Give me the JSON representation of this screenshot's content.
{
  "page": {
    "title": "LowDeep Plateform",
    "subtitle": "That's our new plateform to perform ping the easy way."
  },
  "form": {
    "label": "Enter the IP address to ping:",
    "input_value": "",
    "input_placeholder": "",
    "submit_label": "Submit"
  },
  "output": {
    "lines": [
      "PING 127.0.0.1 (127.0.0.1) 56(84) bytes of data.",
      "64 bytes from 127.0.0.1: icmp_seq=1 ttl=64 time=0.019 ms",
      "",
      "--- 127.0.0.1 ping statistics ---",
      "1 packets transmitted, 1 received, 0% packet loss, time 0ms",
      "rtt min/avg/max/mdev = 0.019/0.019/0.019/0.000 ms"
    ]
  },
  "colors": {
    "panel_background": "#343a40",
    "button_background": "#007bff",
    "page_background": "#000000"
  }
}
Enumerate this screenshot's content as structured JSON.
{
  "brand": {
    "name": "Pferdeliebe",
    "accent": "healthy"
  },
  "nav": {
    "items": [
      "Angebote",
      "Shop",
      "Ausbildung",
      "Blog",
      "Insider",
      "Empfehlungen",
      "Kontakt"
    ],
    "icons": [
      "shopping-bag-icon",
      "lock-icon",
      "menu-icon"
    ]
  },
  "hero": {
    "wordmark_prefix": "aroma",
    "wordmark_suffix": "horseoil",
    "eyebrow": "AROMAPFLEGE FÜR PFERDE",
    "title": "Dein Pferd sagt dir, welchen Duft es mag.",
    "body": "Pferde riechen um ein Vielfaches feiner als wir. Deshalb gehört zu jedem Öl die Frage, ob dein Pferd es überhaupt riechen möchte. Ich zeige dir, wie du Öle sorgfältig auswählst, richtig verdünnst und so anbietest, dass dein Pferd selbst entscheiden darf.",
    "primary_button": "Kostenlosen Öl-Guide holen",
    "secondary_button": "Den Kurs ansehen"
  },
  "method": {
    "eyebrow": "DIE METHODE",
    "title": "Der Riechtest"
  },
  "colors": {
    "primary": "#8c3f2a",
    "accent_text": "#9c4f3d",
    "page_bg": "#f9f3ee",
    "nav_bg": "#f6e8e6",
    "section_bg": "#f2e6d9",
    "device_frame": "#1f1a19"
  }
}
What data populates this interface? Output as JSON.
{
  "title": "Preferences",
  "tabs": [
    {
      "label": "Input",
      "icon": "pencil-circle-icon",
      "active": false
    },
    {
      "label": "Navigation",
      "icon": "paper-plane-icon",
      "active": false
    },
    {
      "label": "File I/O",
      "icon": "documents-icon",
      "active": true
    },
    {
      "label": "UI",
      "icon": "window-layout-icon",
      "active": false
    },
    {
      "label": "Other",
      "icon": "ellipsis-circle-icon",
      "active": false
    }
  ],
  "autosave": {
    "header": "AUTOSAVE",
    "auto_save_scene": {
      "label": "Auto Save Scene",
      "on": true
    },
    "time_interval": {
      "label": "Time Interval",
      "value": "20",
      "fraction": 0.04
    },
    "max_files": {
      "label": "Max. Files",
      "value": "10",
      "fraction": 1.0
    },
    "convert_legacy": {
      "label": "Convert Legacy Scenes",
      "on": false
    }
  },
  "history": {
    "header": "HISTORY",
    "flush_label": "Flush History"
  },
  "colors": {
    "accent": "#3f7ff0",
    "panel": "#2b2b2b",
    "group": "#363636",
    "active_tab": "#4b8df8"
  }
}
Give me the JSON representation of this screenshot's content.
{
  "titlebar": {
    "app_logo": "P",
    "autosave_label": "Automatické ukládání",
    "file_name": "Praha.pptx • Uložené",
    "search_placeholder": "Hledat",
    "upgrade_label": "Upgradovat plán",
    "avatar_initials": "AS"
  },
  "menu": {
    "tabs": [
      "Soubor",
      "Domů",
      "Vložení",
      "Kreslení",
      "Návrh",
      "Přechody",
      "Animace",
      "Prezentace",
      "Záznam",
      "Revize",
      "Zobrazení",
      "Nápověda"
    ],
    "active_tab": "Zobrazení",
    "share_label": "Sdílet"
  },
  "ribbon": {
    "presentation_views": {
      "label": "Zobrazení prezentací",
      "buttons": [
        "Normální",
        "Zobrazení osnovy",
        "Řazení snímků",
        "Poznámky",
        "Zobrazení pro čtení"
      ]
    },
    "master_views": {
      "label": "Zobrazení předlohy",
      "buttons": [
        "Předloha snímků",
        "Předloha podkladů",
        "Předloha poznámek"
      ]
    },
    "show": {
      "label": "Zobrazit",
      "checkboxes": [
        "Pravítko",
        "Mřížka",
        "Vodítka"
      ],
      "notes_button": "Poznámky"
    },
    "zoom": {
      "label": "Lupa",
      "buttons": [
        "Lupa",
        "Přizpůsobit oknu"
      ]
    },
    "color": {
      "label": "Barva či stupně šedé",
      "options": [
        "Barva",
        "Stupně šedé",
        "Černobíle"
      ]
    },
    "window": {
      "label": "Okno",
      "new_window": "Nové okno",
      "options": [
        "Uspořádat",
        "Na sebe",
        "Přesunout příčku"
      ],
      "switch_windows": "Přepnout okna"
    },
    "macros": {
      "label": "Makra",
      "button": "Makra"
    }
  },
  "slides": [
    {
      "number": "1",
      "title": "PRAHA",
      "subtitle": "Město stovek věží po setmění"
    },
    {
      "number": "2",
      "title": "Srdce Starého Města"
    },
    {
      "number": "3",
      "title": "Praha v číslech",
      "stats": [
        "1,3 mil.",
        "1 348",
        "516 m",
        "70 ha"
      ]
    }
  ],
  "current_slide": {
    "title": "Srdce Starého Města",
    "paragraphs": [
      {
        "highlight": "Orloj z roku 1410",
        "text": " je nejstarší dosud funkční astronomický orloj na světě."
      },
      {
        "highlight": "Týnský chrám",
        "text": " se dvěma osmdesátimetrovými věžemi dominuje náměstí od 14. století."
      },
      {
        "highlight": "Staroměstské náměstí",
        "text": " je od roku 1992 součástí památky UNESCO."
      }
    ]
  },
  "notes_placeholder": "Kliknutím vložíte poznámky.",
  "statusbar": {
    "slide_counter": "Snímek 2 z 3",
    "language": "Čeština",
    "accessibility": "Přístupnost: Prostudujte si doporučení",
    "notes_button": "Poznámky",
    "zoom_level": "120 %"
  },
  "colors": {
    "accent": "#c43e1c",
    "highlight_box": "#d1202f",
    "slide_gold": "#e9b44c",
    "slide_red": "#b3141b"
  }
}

──────────

EXERCISE DETAILS:
From the records above, extract every line exactly as it stands.

FINAL ANSWER:
Give me the JSON representation of this screenshot's content.
{
  "page": {
    "title": "LowDeep Plateform",
    "subtitle": "That's our new plateform to perform ping the easy way."
  },
  "form": {
    "label": "Enter the IP address to ping:",
    "input_value": "",
    "input_placeholder": "",
    "submit_label": "Submit"
  },
  "output": {
    "lines": [
      "PING 127.0.0.1 (127.0.0.1) 56(84) bytes of data.",
      "64 bytes from 127.0.0.1: icmp_seq=1 ttl=64 time=0.019 ms",
      "",
      "--- 127.0.0.1 ping statistics ---",
      "1 packets transmitted, 1 received, 0% packet loss, time 0ms",
      "rtt min/avg/max/mdev = 0.019/0.019/0.019/0.000 ms"
    ]
  },
  "colors": {
    "panel_background": "#343a40",
    "button_background": "#007bff",
    "page_background": "#000000"
  }
}
Enumerate this screenshot's content as structured JSON.
{
  "brand": {
    "name": "Pferdeliebe",
    "accent": "healthy"
  },
  "nav": {
    "items": [
      "Angebote",
      "Shop",
      "Ausbildung",
      "Blog",
      "Insider",
      "Empfehlungen",
      "Kontakt"
    ],
    "icons": [
      "shopping-bag-icon",
      "lock-icon",
      "menu-icon"
    ]
  },
  "hero": {
    "wordmark_prefix": "aroma",
    "wordmark_suffix": "horseoil",
    "eyebrow": "AROMAPFLEGE FÜR PFERDE",
    "title": "Dein Pferd sagt dir, welchen Duft es mag.",
    "body": "Pferde riechen um ein Vielfaches feiner als wir. Deshalb gehört zu jedem Öl die Frage, ob dein Pferd es überhaupt riechen möchte. Ich zeige dir, wie du Öle sorgfältig auswählst, richtig verdünnst und so anbietest, dass dein Pferd selbst entscheiden darf.",
    "primary_button": "Kostenlosen Öl-Guide holen",
    "secondary_button": "Den Kurs ansehen"
  },
  "method": {
    "eyebrow": "DIE METHODE",
    "title": "Der Riechtest"
  },
  "colors": {
    "primary": "#8c3f2a",
    "accent_text": "#9c4f3d",
    "page_bg": "#f9f3ee",
    "nav_bg": "#f6e8e6",
    "section_bg": "#f2e6d9",
    "device_frame": "#1f1a19"
  }
}
What data populates this interface? Output as JSON.
{
  "title": "Preferences",
  "tabs": [
    {
      "label": "Input",
      "icon": "pencil-circle-icon",
      "active": false
    },
    {
      "label": "Navigation",
      "icon": "paper-plane-icon",
      "active": false
    },
    {
      "label": "File I/O",
      "icon": "documents-icon",
      "active": true
    },
    {
      "label": "UI",
      "icon": "window-layout-icon",
      "active": false
    },
    {
      "label": "Other",
      "icon": "ellipsis-circle-icon",
      "active": false
    }
  ],
  "autosave": {
    "header": "AUTOSAVE",
    "auto_save_scene": {
      "label": "Auto Save Scene",
      "on": true
    },
    "time_interval": {
      "label": "Time Interval",
      "value": "20",
      "fraction": 0.04
    },
    "max_files": {
      "label": "Max. Files",
      "value": "10",
      "fraction": 1.0
    },
    "convert_legacy": {
      "label": "Convert Legacy Scenes",
      "on": false
    }
  },
  "history": {
    "header": "HISTORY",
    "flush_label": "Flush History"
  },
  "colors": {
    "accent": "#3f7ff0",
    "panel": "#2b2b2b",
    "group": "#363636",
    "active_tab": "#4b8df8"
  }
}
Give me the JSON representation of this screenshot's content.
{
  "titlebar": {
    "app_logo": "P",
    "autosave_label": "Automatické ukládání",
    "file_name": "Praha.pptx • Uložené",
    "search_placeholder": "Hledat",
    "upgrade_label": "Upgradovat plán",
    "avatar_initials": "AS"
  },
  "menu": {
    "tabs": [
      "Soubor",
      "Domů",
      "Vložení",
      "Kreslení",
      "Návrh",
      "Přechody",
      "Animace",
      "Prezentace",
      "Záznam",
      "Revize",
      "Zobrazení",
      "Nápověda"
    ],
    "active_tab": "Zobrazení",
    "share_label": "Sdílet"
  },
  "ribbon": {
    "presentation_views": {
      "label": "Zobrazení prezentací",
      "buttons": [
        "Normální",
        "Zobrazení osnovy",
        "Řazení snímků",
        "Poznámky",
        "Zobrazení pro čtení"
      ]
    },
    "master_views": {
      "label": "Zobrazení předlohy",
      "buttons": [
        "Předloha snímků",
        "Předloha podkladů",
        "Předloha poznámek"
      ]
    },
    "show": {
      "label": "Zobrazit",
      "checkboxes": [
        "Pravítko",
        "Mřížka",
        "Vodítka"
      ],
      "notes_button": "Poznámky"
    },
    "zoom": {
      "label": "Lupa",
      "buttons": [
        "Lupa",
        "Přizpůsobit oknu"
      ]
    },
    "color": {
      "label": "Barva či stupně šedé",
      "options": [
        "Barva",
        "Stupně šedé",
        "Černobíle"
      ]
    },
    "window": {
      "label": "Okno",
      "new_window": "Nové okno",
      "options": [
        "Uspořádat",
        "Na sebe",
        "Přesunout příčku"
      ],
      "switch_windows": "Přepnout okna"
    },
    "macros": {
      "label": "Makra",
      "button": "Makra"
    }
  },
  "slides": [
    {
      "number": "1",
      "title": "PRAHA",
      "subtitle": "Město stovek věží po setmění"
    },
    {
      "number": "2",
      "title": "Srdce Starého Města"
    },
    {
      "number": "3",
      "title": "Praha v číslech",
      "stats": [
        "1,3 mil.",
        "1 348",
        "516 m",
        "70 ha"
      ]
    }
  ],
  "current_slide": {
    "title": "Srdce Starého Města",
    "paragraphs": [
      {
        "highlight": "Orloj z roku 1410",
        "text": " je nejstarší dosud funkční astronomický orloj na světě."
      },
      {
        "highlight": "Týnský chrám",
        "text": " se dvěma osmdesátimetrovými věžemi dominuje náměstí od 14. století."
      },
      {
        "highlight": "Staroměstské náměstí",
        "text": " je od roku 1992 součástí památky UNESCO."
      }
    ]
  },
  "notes_placeholder": "Kliknutím vložíte poznámky.",
  "statusbar": {
    "slide_counter": "Snímek 2 z 3",
    "language": "Čeština",
    "accessibility": "Přístupnost: Prostudujte si doporučení",
    "notes_button": "Poznámky",
    "zoom_level": "120 %"
  },
  "colors": {
    "accent": "#c43e1c",
    "highlight_box": "#d1202f",
    "slide_gold": "#e9b44c",
    "slide_red": "#b3141b"
  }
}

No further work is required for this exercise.